• Your task
Extract, word for word, each line from the line holding "Read all visible content and emit it as JSON." through the end of the records. Omit every picture.

=======

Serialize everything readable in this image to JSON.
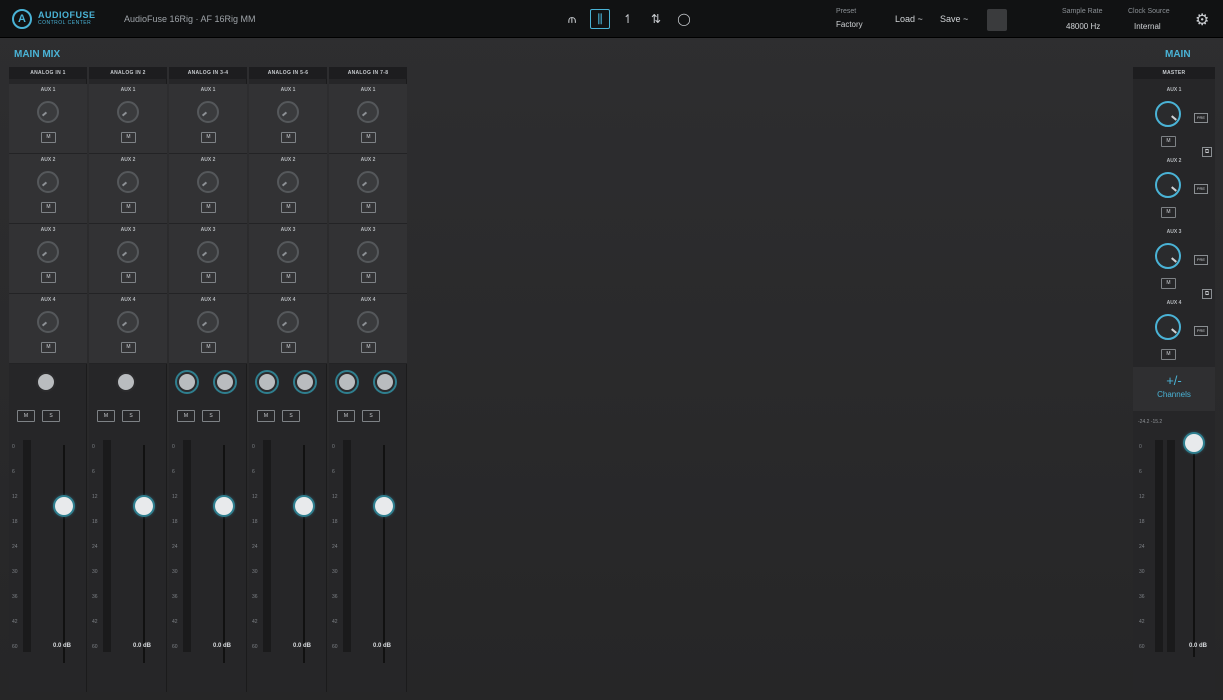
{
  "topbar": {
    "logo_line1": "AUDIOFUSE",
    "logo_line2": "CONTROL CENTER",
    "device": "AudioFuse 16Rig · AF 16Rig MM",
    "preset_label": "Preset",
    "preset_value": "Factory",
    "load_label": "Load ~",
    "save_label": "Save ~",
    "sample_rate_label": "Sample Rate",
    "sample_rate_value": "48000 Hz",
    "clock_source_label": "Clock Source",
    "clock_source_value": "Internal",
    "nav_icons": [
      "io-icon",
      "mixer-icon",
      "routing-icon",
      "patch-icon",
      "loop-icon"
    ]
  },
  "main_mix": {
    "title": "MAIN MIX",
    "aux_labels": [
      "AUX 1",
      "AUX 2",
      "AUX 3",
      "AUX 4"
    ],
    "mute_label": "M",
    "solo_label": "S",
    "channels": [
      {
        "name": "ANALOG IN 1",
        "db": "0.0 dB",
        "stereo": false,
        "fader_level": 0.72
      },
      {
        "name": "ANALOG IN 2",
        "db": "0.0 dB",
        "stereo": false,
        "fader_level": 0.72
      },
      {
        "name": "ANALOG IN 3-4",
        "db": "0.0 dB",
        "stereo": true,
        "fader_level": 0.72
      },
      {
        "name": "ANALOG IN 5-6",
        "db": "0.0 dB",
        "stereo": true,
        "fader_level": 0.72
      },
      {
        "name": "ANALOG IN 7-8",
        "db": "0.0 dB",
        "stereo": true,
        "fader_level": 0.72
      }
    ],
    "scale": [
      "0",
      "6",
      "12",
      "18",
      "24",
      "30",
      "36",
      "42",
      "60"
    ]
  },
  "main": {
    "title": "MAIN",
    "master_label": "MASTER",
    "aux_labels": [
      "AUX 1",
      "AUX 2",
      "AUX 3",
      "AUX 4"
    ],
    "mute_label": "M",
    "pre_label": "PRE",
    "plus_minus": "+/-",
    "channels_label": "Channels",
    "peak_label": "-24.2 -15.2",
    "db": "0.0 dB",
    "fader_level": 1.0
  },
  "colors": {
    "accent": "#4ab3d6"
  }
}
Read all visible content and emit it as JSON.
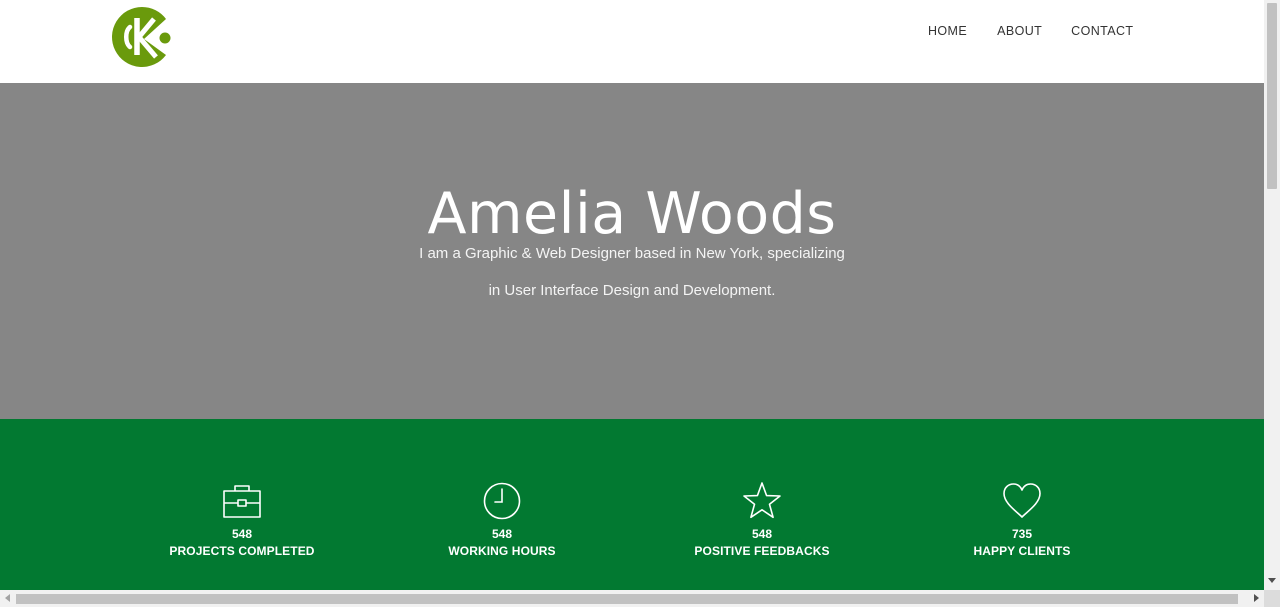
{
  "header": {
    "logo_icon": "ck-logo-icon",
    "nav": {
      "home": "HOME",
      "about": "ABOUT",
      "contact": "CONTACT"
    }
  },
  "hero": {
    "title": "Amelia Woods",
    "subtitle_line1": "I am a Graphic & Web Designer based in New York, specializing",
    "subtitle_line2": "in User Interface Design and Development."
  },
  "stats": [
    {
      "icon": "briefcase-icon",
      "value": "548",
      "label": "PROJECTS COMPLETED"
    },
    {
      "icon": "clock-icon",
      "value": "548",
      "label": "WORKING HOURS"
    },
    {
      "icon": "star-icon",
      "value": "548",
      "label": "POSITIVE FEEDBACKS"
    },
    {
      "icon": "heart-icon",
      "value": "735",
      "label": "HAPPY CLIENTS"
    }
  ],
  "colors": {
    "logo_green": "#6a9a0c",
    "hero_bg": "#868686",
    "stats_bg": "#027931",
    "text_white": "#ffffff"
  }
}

=======

• Output of the exercise
Read all visible content and emit it as JSON.
{
  "header": {
    "logo_icon": "ck-logo-icon",
    "nav": {
      "home": "HOME",
      "about": "ABOUT",
      "contact": "CONTACT"
    }
  },
  "hero": {
    "title": "Amelia Woods",
    "subtitle_line1": "I am a Graphic & Web Designer based in New York, specializing",
    "subtitle_line2": "in User Interface Design and Development."
  },
  "stats": [
    {
      "icon": "briefcase-icon",
      "value": "548",
      "label": "PROJECTS COMPLETED"
    },
    {
      "icon": "clock-icon",
      "value": "548",
      "label": "WORKING HOURS"
    },
    {
      "icon": "star-icon",
      "value": "548",
      "label": "POSITIVE FEEDBACKS"
    },
    {
      "icon": "heart-icon",
      "value": "735",
      "label": "HAPPY CLIENTS"
    }
  ],
  "colors": {
    "logo_green": "#6a9a0c",
    "hero_bg": "#868686",
    "stats_bg": "#027931",
    "text_white": "#ffffff"
  }
}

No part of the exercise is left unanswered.